◆ **SOURCE PASSAGE**

Victorian Poets Doing Trump

image by WLM3

Every spring I teach Victorian poetry, Tennyson, Browning, Arnold, and Hopkins.

Like a turreted mansion, ornamental to the max, Victorian verse can seem to us more than a little too too much.

Take Tennyson’s “The Lady of Shalott.“

 

On either side the river lie

Long fields of barley and of rye,

That clothe the wold and meet the sky;

And thro’ the field the road runs by

To many-tower’d Camelot;

The yellow-leaved waterlily

The green-sheathed daffodilly

Tremble in the water chilly

Round about Shalott.

If you recite that out loud, you want to sing it, wonder if there  might  be an accompanying melody. Not only do we have the singsong meter, but the rhymes are also laid on as thick as marmalade.

I suspect that our president, though not old-fashioned, would like Tennyson — that is, if someone were to read Lord Alfred out loud to him. President Trump has a soft spot for rococo, admires elaborate wainscoting gilded with gold. I read recently that he wants to ride in a gold carriage when he travels to the UK to meet the Queen.

Tennyson just might be Trump’s cup of tea.

 

At Mar-a-Lago, West Palm Beach

The nuclear code within his reach

His hair the color of a peach,

the mighty Donald Trump.

With his golf clubs by his side

In a cart he takes a ride

With a guest he can’t abide,

The mighty Donald Trump.

Robert Browning, on the other hand, is easier on our ears. Although the mad men in his gallery of monologists employ rhyme, the pauses in the middle of the lines – caesura is the technical term – and the fact that a line often tumbles without pause onto the next line – enjambment – mean that the reader swallows the rhymes, softening them.

Here is one of Browning’s characters making sure his lover will be spending the night.

 

That moment she was mine, mine, fair,

Perfectly pure and good: I found

A thing to do, and all her hair

In one long yellow string I wound

Three times her little throat around,

And strangled her.

As Lord Byron might put it, “So soft, so calm, yet eloquent.”

Let’s give Robert Browning a shot at the Donald:

 

I’ll make things so great, so great,

You’ll grow way tired of winning.

◆ **DATA SECTION**
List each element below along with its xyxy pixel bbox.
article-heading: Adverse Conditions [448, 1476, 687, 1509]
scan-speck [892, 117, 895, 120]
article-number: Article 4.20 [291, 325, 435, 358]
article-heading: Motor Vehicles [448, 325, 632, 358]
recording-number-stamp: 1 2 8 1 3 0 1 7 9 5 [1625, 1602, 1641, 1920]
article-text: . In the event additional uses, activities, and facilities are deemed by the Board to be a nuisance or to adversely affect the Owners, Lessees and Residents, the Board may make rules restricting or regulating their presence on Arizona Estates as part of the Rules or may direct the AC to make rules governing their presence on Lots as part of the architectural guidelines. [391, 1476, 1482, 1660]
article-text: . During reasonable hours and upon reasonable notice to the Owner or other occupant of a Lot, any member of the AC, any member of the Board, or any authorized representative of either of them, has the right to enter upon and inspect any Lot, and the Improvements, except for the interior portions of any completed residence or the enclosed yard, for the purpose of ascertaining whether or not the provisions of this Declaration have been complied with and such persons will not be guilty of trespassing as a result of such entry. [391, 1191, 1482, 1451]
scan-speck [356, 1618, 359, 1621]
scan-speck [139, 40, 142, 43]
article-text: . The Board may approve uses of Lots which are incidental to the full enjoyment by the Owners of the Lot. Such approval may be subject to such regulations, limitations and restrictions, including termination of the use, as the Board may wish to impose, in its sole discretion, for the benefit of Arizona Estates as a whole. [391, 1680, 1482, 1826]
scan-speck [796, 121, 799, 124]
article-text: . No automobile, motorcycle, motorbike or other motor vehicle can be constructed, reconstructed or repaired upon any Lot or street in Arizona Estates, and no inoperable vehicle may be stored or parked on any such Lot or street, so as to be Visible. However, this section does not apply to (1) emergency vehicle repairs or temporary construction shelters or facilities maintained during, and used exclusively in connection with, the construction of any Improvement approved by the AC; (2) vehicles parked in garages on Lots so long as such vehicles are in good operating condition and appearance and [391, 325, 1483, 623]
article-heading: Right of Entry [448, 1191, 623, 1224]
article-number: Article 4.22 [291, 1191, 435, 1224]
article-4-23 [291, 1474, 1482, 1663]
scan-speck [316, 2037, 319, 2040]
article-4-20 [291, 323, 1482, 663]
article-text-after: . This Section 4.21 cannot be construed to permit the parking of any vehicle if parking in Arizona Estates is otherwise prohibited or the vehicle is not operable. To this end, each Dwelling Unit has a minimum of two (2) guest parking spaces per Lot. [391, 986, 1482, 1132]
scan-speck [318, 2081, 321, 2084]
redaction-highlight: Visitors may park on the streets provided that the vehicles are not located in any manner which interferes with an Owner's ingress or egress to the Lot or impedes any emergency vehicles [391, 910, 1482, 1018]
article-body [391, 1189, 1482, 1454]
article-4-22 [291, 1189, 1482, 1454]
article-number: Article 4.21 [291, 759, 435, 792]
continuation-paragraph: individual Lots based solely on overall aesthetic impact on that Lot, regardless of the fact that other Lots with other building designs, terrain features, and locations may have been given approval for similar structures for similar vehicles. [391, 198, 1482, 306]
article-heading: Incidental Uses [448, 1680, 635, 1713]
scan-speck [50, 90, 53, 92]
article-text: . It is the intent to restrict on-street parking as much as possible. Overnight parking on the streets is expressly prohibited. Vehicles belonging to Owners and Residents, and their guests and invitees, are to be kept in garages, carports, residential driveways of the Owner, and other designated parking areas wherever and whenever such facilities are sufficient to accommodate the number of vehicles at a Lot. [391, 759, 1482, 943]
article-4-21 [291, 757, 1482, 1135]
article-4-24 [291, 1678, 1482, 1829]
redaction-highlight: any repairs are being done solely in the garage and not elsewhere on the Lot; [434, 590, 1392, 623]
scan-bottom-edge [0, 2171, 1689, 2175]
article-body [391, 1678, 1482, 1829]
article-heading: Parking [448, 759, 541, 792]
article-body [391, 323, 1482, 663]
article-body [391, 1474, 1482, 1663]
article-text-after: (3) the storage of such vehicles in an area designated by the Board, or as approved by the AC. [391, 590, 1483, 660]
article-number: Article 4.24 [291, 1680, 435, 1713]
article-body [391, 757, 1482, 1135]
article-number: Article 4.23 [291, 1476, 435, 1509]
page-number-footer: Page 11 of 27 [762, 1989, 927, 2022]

◆ **TASKS**
a) Summarize the piece on Victorian poets and Trump in two sentences.
b) Carry on the piece on Victorian poets and Trump from its final line.
The records are unrelated to the piece on Victorian poets and Trump.

◆ **TASK ANSWERS**
a) The writer teaches Victorian poetry every spring, calls such verse ornate to the point of seeming too much, and cites Tennyson's "The Lady of Shalott" for its singsong meter and heavy rhymes, then suggests that President Trump, with his fondness for rococo and gilding, might like Tennyson and offers a Tennyson-style verse about him. Browning is described as easier on the ear because caesura and enjambment soften his rhymes, as a strangling scene from one of his monologues shows, and the piece then begins a Browning-style verse about Trump.

b)
I promise, I can’t overstate

The good that I will do. Spinning

Jobs back from China. Building

A wall. We’ll have reason to celebrate!

Matthew Arnold, though a far lesser poet, is like Tennyson, depressive. If Arnold were alive today, he’d be a frequent contributor to Pantsuits Nation.

 

Listen! you hear the grating roar

Of pebbles which the waves draw back, and fling,

At their return, up the high strand,

Begin, and cease, and then again begin,

With tremulous cadence slow, and bring

The eternal note of sadness in.

Published post-Darwin in 1867, “Dover Beach” describes a world where, like the pebbles flung to and fro, we are subject to elemental forces beyond our puny control.

If he were alive, Arnold might lament

 

Oh, progressives, let us not stay home

Or vote Green next election, for time

Is running out as the planet warms

And oceans and tensions rise.

Alas, we are here as on a hijacked plane,

Piloted by a churl devoid of shame,

Loving only his riches and his fame.

Hopkins doesn’t sound Victorian, though he is. He sounds like he’s tripping on two-way windowpane while getting sucked through a wormhole to another dimension.

 

My cries heave, herds-long; huddle in a main, a chief

Woe, wórld-sorrow; on an áge-old anvil wince and sing —

Then lull, then leave off.

 

Warning: Hopkins is hard to imitate.

 

His tweets, tangerine-tinted, trumpet, tattle, boast, brood,

product of that last-saw-show, skit or pundit.

The idle swamp pump defunct, stagnant-

water, gator-crawling, serpent-rich, shit-flood flowing.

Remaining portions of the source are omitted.